=== YOUR INSTRUCTIONS ===
Copy each line of the material below that includes the string "ANNEX".

=== RECORDS PROVIDED ===
--*--
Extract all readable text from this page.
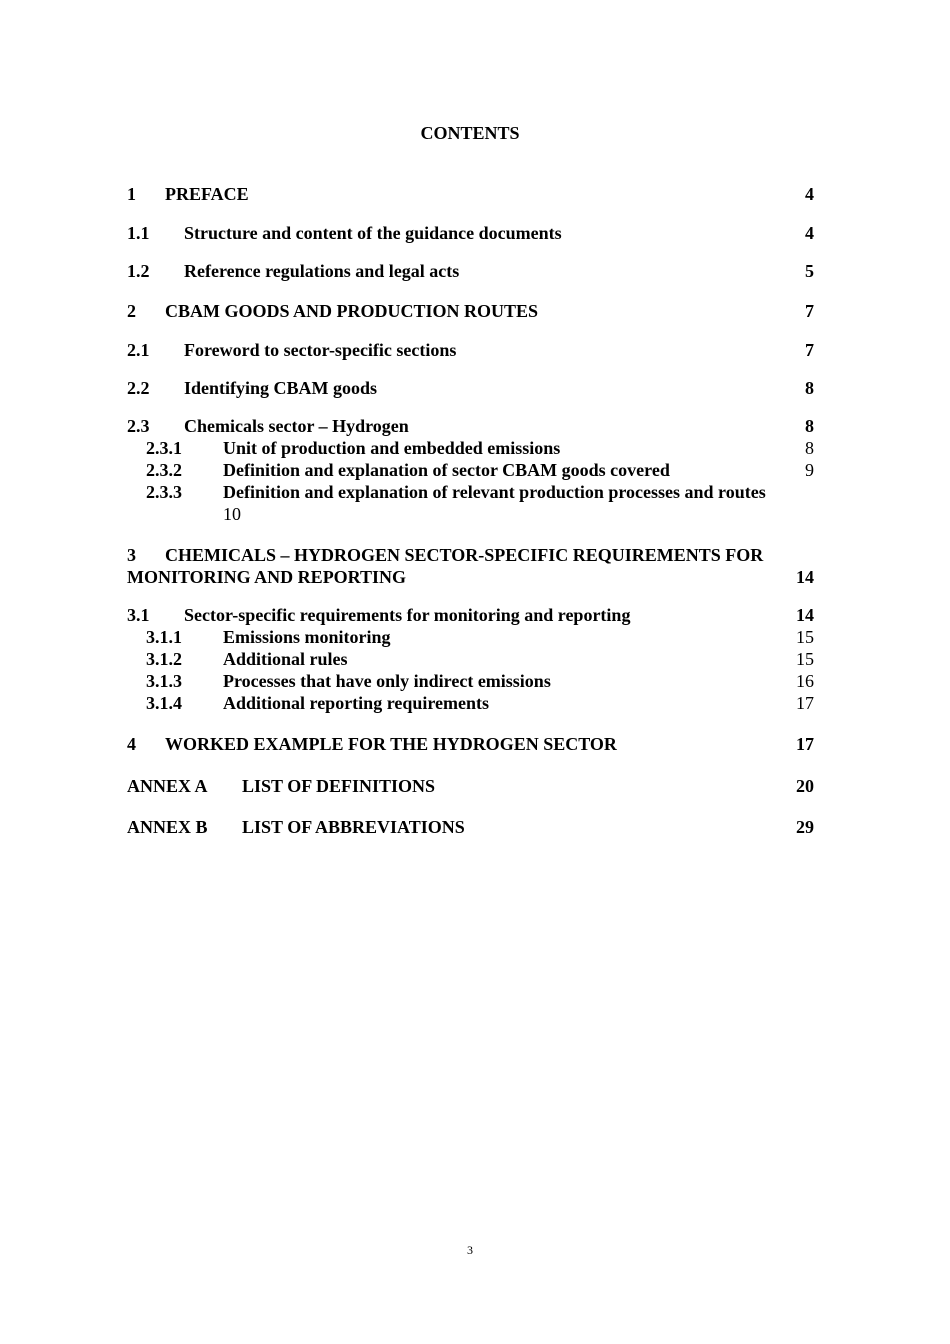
CONTENTS
1 PREFACE	4
1.1 Structure and content of the guidance documents	4
1.2 Reference regulations and legal acts	5
2 CBAM GOODS AND PRODUCTION ROUTES	7
2.1 Foreword to sector-specific sections	7
2.2 Identifying CBAM goods	8
2.3 Chemicals sector – Hydrogen	8
2.3.1 Unit of production and embedded emissions	8
2.3.2 Definition and explanation of sector CBAM goods covered	9
2.3.3 Definition and explanation of relevant production processes and routes
10
3 CHEMICALS – HYDROGEN SECTOR-SPECIFIC REQUIREMENTS FOR
MONITORING AND REPORTING	14
3.1 Sector-specific requirements for monitoring and reporting	14
3.1.1 Emissions monitoring	15
3.1.2 Additional rules	15
3.1.3 Processes that have only indirect emissions	16
3.1.4 Additional reporting requirements	17
4 WORKED EXAMPLE FOR THE HYDROGEN SECTOR	17
ANNEX A LIST OF DEFINITIONS	20
ANNEX B LIST OF ABBREVIATIONS	29
3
--*--
=== COMPLETED EXERCISE ===
ANNEX A LIST OF DEFINITIONS	20
ANNEX B LIST OF ABBREVIATIONS	29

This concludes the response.